TO DO
Go through the listing below and list every line with "deselects".

# Start of RECORDED DATA

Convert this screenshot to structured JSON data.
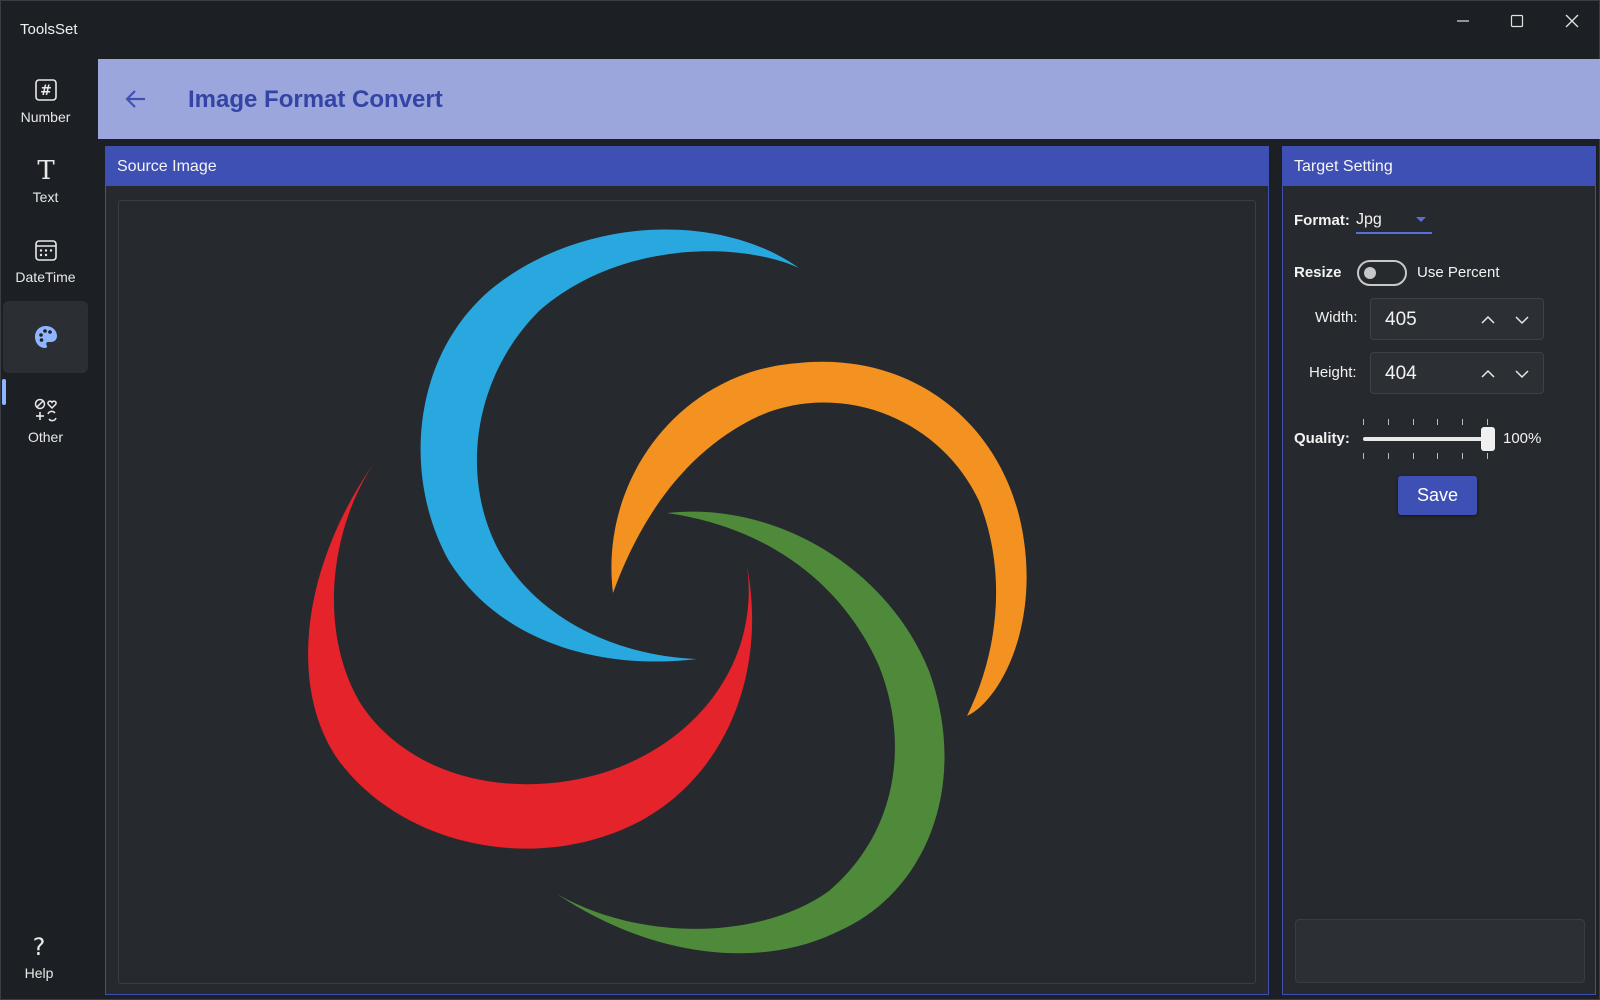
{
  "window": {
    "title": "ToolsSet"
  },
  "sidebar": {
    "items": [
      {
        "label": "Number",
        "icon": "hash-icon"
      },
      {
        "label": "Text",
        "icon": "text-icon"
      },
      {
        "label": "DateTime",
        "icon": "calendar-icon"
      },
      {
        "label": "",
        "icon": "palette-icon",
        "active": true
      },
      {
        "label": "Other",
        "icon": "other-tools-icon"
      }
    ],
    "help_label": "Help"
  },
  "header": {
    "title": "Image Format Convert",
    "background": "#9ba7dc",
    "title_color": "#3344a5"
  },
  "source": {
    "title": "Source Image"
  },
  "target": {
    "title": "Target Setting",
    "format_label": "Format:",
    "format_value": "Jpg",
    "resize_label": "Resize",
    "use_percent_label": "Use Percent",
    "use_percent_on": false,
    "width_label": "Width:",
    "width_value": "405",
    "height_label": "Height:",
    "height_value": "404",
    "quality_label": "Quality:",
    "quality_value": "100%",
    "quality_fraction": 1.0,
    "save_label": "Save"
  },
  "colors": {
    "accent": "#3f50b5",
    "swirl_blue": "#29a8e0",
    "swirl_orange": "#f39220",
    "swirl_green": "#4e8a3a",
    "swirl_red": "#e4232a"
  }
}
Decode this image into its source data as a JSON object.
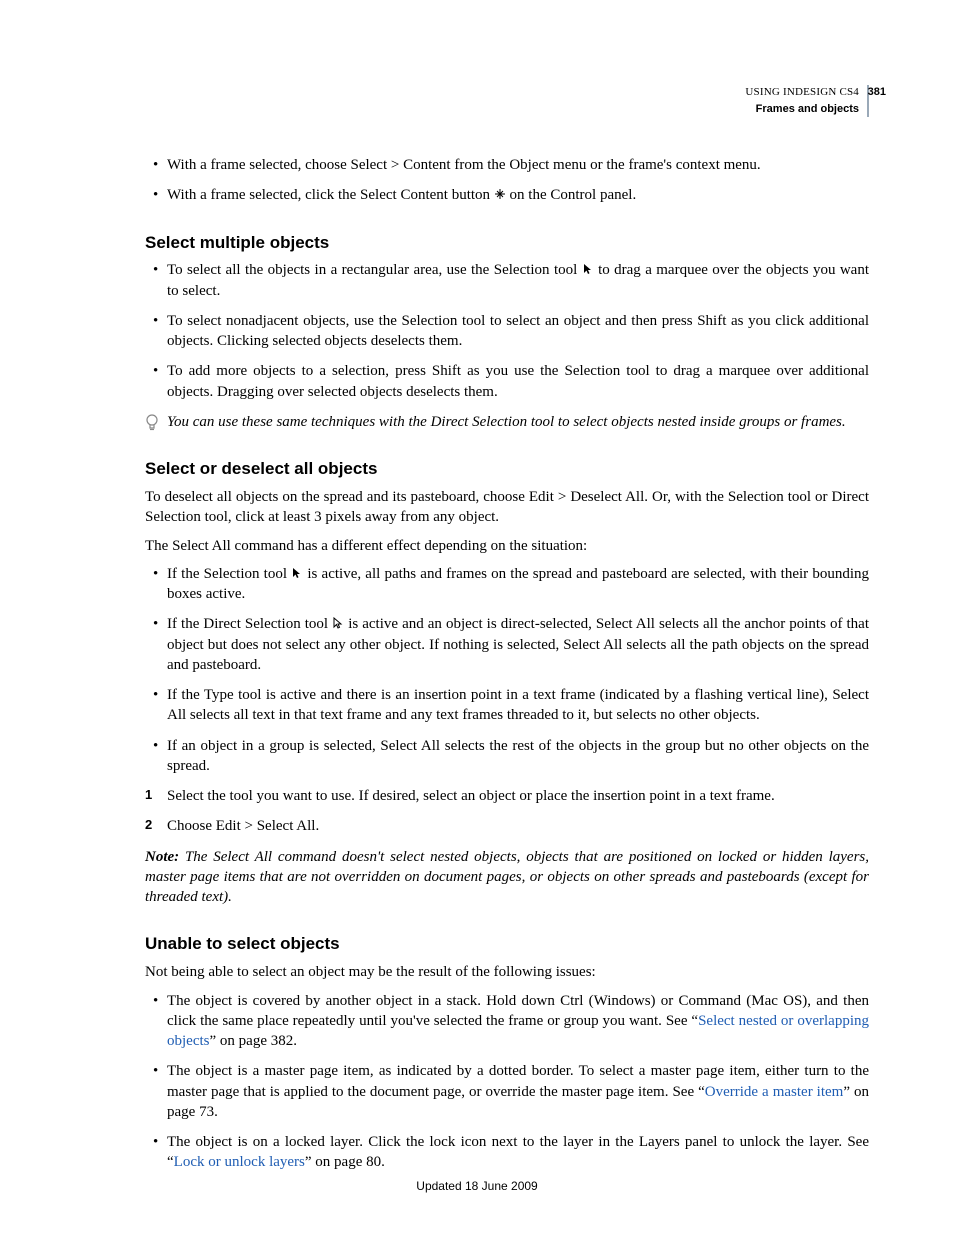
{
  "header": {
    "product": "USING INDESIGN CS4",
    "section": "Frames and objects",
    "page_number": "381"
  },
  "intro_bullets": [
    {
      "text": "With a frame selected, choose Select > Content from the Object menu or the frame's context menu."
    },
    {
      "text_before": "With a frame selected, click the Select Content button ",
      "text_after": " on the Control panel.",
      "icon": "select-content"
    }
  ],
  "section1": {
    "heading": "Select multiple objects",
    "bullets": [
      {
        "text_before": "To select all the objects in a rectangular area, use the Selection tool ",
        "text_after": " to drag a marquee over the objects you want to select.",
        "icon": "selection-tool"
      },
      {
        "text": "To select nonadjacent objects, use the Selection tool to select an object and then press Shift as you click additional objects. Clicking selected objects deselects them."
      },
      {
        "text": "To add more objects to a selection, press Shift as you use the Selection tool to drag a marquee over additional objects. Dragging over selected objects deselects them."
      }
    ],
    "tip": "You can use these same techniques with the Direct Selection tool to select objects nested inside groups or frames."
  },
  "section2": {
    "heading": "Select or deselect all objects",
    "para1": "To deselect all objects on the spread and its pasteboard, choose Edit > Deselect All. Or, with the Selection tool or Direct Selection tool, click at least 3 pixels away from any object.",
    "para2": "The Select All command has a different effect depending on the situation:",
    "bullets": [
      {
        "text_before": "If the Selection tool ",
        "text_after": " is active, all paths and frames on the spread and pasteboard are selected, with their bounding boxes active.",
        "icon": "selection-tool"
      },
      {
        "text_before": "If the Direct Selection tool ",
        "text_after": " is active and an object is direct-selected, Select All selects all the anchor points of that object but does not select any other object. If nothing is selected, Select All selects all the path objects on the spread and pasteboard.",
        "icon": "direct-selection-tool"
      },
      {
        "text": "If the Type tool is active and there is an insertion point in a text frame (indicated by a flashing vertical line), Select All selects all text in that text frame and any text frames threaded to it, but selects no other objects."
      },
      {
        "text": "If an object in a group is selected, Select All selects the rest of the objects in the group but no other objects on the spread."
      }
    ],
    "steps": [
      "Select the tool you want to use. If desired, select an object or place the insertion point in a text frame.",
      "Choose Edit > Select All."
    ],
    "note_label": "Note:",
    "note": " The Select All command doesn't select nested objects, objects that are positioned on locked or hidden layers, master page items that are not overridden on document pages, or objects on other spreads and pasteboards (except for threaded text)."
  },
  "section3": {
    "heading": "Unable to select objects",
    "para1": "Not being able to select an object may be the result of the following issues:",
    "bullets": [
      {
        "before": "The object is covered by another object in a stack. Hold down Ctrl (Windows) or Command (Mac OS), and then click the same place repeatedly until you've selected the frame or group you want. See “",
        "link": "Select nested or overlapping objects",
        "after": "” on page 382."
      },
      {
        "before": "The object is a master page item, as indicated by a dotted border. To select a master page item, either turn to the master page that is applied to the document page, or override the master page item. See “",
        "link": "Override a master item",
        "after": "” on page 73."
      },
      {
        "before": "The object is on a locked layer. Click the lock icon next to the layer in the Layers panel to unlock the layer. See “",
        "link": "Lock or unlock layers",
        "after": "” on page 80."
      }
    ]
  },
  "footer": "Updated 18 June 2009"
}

# End of RECORDED DATA

EXPECTED ANSWER
        "text": "To select nonadjacent objects, use the Selection tool to select an object and then press Shift as you click additional objects. Clicking selected objects deselects them."
        "text": "To add more objects to a selection, press Shift as you use the Selection tool to drag a marquee over additional objects. Dragging over selected objects deselects them."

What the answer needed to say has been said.